** start of DATA RECORDS **
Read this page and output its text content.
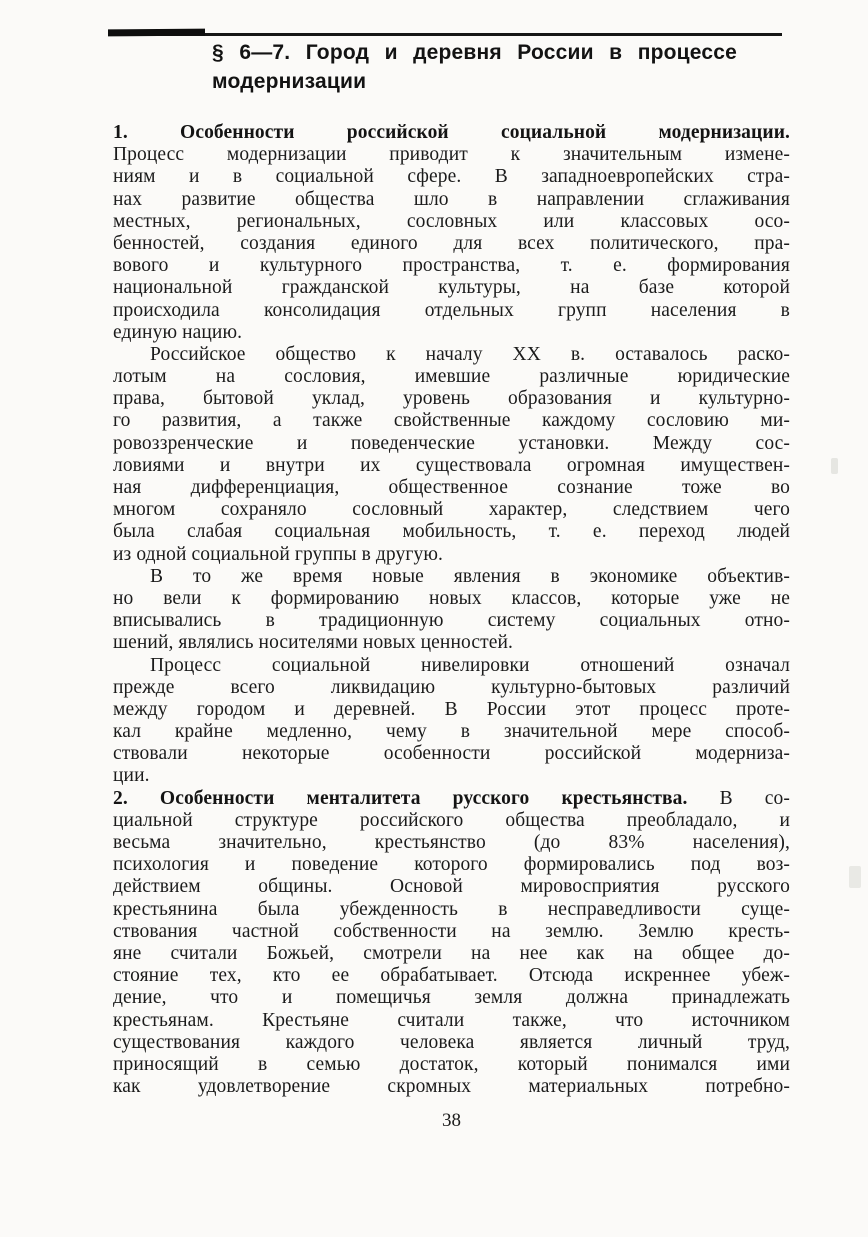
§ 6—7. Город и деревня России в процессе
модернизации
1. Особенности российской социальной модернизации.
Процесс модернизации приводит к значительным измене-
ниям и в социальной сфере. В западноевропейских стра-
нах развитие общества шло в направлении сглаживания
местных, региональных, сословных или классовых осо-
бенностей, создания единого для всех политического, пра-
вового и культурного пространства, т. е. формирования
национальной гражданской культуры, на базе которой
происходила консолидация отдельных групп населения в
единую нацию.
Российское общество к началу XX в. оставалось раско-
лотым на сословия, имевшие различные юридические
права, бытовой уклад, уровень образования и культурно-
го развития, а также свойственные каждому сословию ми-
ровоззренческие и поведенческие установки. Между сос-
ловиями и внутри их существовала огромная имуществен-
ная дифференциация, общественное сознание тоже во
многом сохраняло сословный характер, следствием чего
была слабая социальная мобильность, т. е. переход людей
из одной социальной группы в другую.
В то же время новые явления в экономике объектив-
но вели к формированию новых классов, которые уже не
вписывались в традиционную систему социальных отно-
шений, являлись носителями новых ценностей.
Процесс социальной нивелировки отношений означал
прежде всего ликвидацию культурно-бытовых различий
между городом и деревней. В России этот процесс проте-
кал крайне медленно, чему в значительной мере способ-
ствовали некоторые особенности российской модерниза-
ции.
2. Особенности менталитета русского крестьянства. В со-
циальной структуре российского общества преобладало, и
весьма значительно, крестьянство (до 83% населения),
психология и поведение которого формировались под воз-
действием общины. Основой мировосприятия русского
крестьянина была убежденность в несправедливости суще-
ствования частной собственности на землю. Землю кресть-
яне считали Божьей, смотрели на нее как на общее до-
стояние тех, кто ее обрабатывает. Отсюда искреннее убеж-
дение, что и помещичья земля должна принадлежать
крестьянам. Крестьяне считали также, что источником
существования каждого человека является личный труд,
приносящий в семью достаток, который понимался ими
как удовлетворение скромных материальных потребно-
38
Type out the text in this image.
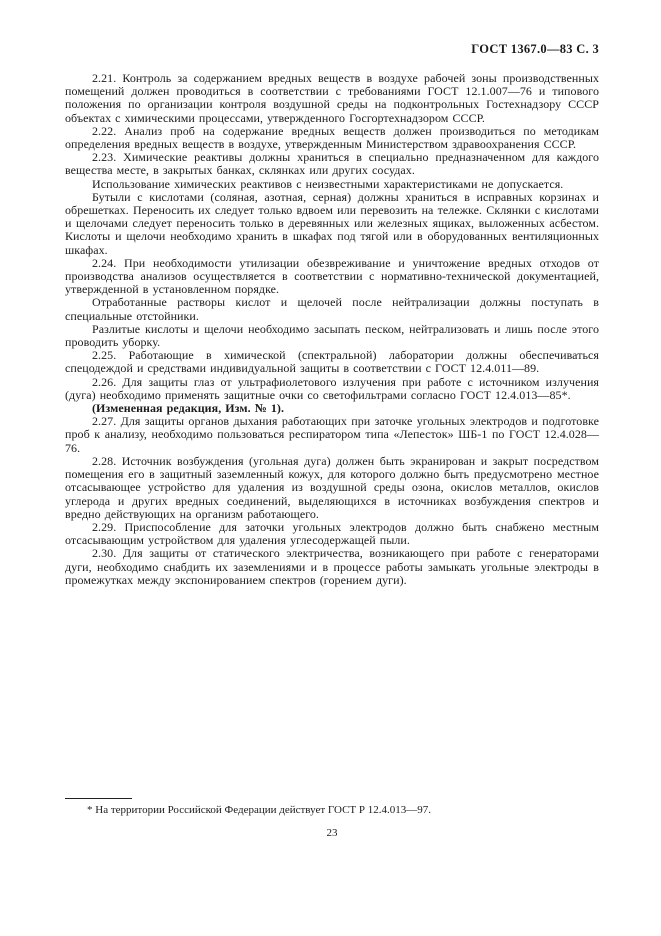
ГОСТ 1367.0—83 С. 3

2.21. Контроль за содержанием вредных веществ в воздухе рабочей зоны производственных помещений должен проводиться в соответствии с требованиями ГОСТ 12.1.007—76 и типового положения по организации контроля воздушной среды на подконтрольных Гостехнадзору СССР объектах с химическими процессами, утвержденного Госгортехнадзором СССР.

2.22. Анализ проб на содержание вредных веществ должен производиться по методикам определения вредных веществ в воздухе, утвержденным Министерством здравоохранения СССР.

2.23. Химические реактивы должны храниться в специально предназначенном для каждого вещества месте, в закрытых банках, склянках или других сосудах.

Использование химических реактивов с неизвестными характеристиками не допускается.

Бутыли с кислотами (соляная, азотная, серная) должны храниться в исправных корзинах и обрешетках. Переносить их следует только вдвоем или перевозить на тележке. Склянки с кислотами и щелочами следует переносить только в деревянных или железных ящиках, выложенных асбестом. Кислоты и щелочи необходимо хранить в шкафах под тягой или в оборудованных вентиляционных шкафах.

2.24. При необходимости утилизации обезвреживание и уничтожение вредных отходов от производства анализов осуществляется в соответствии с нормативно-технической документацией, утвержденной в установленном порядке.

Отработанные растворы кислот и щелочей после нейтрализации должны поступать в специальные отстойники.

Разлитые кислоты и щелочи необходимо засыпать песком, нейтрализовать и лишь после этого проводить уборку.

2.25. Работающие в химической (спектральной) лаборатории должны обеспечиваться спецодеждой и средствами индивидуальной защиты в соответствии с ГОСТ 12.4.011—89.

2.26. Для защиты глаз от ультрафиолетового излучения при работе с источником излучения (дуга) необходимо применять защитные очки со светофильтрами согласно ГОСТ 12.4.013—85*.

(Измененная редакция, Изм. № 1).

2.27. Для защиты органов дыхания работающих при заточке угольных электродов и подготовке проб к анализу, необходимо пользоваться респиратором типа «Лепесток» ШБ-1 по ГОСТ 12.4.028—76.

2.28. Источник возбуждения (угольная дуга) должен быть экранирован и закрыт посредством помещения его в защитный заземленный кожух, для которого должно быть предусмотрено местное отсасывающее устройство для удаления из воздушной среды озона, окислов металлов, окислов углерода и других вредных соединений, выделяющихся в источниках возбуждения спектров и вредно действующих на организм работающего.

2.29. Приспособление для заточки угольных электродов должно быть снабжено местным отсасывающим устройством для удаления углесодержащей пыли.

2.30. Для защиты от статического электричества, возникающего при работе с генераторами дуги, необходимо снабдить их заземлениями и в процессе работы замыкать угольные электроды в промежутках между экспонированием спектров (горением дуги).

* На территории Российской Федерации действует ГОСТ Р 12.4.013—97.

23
** end of DATA RECORDS **
Each record above is to be restated exactly, with its pictures removed from the copy.

__TASK ANSWER__:
Read this page and output its text content.
§ 6—7. Город и деревня России в процессе
модернизации
1. Особенности российской социальной модернизации.
Процесс модернизации приводит к значительным измене-
ниям и в социальной сфере. В западноевропейских стра-
нах развитие общества шло в направлении сглаживания
местных, региональных, сословных или классовых осо-
бенностей, создания единого для всех политического, пра-
вового и культурного пространства, т. е. формирования
национальной гражданской культуры, на базе которой
происходила консолидация отдельных групп населения в
единую нацию.
Российское общество к началу XX в. оставалось раско-
лотым на сословия, имевшие различные юридические
права, бытовой уклад, уровень образования и культурно-
го развития, а также свойственные каждому сословию ми-
ровоззренческие и поведенческие установки. Между сос-
ловиями и внутри их существовала огромная имуществен-
ная дифференциация, общественное сознание тоже во
многом сохраняло сословный характер, следствием чего
была слабая социальная мобильность, т. е. переход людей
из одной социальной группы в другую.
В то же время новые явления в экономике объектив-
но вели к формированию новых классов, которые уже не
вписывались в традиционную систему социальных отно-
шений, являлись носителями новых ценностей.
Процесс социальной нивелировки отношений означал
прежде всего ликвидацию культурно-бытовых различий
между городом и деревней. В России этот процесс проте-
кал крайне медленно, чему в значительной мере способ-
ствовали некоторые особенности российской модерниза-
ции.
2. Особенности менталитета русского крестьянства. В со-
циальной структуре российского общества преобладало, и
весьма значительно, крестьянство (до 83% населения),
психология и поведение которого формировались под воз-
действием общины. Основой мировосприятия русского
крестьянина была убежденность в несправедливости суще-
ствования частной собственности на землю. Землю кресть-
яне считали Божьей, смотрели на нее как на общее до-
стояние тех, кто ее обрабатывает. Отсюда искреннее убеж-
дение, что и помещичья земля должна принадлежать
крестьянам. Крестьяне считали также, что источником
существования каждого человека является личный труд,
приносящий в семью достаток, который понимался ими
как удовлетворение скромных материальных потребно-
38
Type out the text in this image.
ГОСТ 1367.0—83 С. 3

2.21. Контроль за содержанием вредных веществ в воздухе рабочей зоны производственных помещений должен проводиться в соответствии с требованиями ГОСТ 12.1.007—76 и типового положения по организации контроля воздушной среды на подконтрольных Гостехнадзору СССР объектах с химическими процессами, утвержденного Госгортехнадзором СССР.

2.22. Анализ проб на содержание вредных веществ должен производиться по методикам определения вредных веществ в воздухе, утвержденным Министерством здравоохранения СССР.

2.23. Химические реактивы должны храниться в специально предназначенном для каждого вещества месте, в закрытых банках, склянках или других сосудах.

Использование химических реактивов с неизвестными характеристиками не допускается.

Бутыли с кислотами (соляная, азотная, серная) должны храниться в исправных корзинах и обрешетках. Переносить их следует только вдвоем или перевозить на тележке. Склянки с кислотами и щелочами следует переносить только в деревянных или железных ящиках, выложенных асбестом. Кислоты и щелочи необходимо хранить в шкафах под тягой или в оборудованных вентиляционных шкафах.

2.24. При необходимости утилизации обезвреживание и уничтожение вредных отходов от производства анализов осуществляется в соответствии с нормативно-технической документацией, утвержденной в установленном порядке.

Отработанные растворы кислот и щелочей после нейтрализации должны поступать в специальные отстойники.

Разлитые кислоты и щелочи необходимо засыпать песком, нейтрализовать и лишь после этого проводить уборку.

2.25. Работающие в химической (спектральной) лаборатории должны обеспечиваться спецодеждой и средствами индивидуальной защиты в соответствии с ГОСТ 12.4.011—89.

2.26. Для защиты глаз от ультрафиолетового излучения при работе с источником излучения (дуга) необходимо применять защитные очки со светофильтрами согласно ГОСТ 12.4.013—85*.

(Измененная редакция, Изм. № 1).

2.27. Для защиты органов дыхания работающих при заточке угольных электродов и подготовке проб к анализу, необходимо пользоваться респиратором типа «Лепесток» ШБ-1 по ГОСТ 12.4.028—76.

2.28. Источник возбуждения (угольная дуга) должен быть экранирован и закрыт посредством помещения его в защитный заземленный кожух, для которого должно быть предусмотрено местное отсасывающее устройство для удаления из воздушной среды озона, окислов металлов, окислов углерода и других вредных соединений, выделяющихся в источниках возбуждения спектров и вредно действующих на организм работающего.

2.29. Приспособление для заточки угольных электродов должно быть снабжено местным отсасывающим устройством для удаления углесодержащей пыли.

2.30. Для защиты от статического электричества, возникающего при работе с генераторами дуги, необходимо снабдить их заземлениями и в процессе работы замыкать угольные электроды в промежутках между экспонированием спектров (горением дуги).

* На территории Российской Федерации действует ГОСТ Р 12.4.013—97.

23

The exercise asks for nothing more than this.